— Set problem —
Extract the lines of the records below, word for word, from the very beginning of the records through the line that contains "The stator assembly 130 is at (397, 421).", including that line.

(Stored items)
%%

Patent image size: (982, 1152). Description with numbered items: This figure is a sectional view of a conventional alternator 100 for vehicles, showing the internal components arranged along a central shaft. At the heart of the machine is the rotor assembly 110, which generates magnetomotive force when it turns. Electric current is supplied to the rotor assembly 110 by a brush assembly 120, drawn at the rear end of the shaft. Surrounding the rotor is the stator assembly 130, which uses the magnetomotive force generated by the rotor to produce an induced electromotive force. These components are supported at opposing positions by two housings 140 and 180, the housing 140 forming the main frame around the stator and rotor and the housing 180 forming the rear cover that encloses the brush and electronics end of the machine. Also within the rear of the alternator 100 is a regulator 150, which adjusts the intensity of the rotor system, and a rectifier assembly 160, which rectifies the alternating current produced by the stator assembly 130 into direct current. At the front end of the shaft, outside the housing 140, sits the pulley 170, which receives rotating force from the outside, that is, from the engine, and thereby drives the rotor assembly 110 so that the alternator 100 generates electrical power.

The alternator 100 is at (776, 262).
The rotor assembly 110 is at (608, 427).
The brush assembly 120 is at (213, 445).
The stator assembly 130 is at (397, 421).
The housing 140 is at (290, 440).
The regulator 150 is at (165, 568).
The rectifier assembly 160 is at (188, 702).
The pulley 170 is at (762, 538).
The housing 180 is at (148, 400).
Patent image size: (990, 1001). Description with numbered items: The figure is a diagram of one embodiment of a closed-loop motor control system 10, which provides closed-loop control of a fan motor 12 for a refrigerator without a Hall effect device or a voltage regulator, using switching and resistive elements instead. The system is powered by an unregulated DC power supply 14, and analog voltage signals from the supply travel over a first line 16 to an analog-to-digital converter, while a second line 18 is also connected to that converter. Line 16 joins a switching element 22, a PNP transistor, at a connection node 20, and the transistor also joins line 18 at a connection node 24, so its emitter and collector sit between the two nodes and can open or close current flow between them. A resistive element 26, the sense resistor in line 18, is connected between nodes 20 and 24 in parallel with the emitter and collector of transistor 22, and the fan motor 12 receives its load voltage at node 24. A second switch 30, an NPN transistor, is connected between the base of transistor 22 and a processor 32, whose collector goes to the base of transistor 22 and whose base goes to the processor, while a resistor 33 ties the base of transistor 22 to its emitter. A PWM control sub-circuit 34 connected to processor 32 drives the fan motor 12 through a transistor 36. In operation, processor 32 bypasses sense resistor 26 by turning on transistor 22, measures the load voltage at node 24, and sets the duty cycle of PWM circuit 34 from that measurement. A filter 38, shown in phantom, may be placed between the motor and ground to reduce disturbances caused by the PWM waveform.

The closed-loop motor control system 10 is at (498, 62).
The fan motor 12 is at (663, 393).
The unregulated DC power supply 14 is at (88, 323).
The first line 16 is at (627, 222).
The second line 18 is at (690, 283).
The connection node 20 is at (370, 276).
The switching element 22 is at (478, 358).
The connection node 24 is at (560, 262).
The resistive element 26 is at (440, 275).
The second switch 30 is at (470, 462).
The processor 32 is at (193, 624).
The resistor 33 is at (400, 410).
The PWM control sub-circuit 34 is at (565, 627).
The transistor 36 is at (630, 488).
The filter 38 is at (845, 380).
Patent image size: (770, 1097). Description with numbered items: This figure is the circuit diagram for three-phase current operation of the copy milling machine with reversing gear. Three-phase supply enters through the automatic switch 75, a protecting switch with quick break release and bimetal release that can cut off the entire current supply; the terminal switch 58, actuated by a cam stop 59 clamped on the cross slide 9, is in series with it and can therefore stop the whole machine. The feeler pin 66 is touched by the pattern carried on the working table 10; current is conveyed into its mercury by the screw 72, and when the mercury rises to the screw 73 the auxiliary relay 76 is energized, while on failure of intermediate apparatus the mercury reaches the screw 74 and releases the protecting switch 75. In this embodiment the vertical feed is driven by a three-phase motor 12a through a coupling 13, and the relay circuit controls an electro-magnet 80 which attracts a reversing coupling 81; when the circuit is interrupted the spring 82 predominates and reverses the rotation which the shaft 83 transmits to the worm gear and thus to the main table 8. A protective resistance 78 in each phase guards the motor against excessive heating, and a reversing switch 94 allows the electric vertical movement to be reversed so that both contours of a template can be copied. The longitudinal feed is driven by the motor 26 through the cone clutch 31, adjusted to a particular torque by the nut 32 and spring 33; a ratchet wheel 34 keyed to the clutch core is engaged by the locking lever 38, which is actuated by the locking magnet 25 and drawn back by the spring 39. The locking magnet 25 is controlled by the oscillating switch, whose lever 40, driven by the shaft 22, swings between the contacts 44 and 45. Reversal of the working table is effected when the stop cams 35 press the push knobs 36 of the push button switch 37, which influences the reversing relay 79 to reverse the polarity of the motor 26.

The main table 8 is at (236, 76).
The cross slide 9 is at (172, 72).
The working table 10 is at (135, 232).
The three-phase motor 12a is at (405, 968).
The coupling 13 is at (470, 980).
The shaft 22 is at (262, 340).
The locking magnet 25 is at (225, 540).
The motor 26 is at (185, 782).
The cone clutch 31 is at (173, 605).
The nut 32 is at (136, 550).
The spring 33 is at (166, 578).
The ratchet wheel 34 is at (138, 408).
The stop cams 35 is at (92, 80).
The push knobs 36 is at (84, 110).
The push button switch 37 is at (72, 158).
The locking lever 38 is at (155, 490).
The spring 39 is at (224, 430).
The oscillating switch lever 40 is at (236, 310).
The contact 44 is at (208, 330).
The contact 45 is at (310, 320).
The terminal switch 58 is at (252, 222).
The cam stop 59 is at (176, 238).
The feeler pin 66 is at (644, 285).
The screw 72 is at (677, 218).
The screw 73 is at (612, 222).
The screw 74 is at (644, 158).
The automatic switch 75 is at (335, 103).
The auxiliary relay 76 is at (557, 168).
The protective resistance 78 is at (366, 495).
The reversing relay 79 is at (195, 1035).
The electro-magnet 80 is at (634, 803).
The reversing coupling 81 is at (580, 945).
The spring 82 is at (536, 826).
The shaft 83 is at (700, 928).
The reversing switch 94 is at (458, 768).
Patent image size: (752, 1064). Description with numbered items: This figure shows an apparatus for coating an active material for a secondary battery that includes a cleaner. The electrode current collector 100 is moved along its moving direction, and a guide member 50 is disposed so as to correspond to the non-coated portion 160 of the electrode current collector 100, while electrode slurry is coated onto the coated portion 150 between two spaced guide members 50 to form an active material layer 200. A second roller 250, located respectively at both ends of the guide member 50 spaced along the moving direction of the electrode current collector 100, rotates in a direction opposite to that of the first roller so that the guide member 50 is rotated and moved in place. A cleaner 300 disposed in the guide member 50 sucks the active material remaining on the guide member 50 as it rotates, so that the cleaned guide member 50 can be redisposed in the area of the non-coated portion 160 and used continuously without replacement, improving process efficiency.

%%

— Expected answer —
Patent image size: (982, 1152). Description with numbered items: This figure is a sectional view of a conventional alternator 100 for vehicles, showing the internal components arranged along a central shaft. At the heart of the machine is the rotor assembly 110, which generates magnetomotive force when it turns. Electric current is supplied to the rotor assembly 110 by a brush assembly 120, drawn at the rear end of the shaft. Surrounding the rotor is the stator assembly 130, which uses the magnetomotive force generated by the rotor to produce an induced electromotive force. These components are supported at opposing positions by two housings 140 and 180, the housing 140 forming the main frame around the stator and rotor and the housing 180 forming the rear cover that encloses the brush and electronics end of the machine. Also within the rear of the alternator 100 is a regulator 150, which adjusts the intensity of the rotor system, and a rectifier assembly 160, which rectifies the alternating current produced by the stator assembly 130 into direct current. At the front end of the shaft, outside the housing 140, sits the pulley 170, which receives rotating force from the outside, that is, from the engine, and thereby drives the rotor assembly 110 so that the alternator 100 generates electrical power.

The alternator 100 is at (776, 262).
The rotor assembly 110 is at (608, 427).
The brush assembly 120 is at (213, 445).
The stator assembly 130 is at (397, 421).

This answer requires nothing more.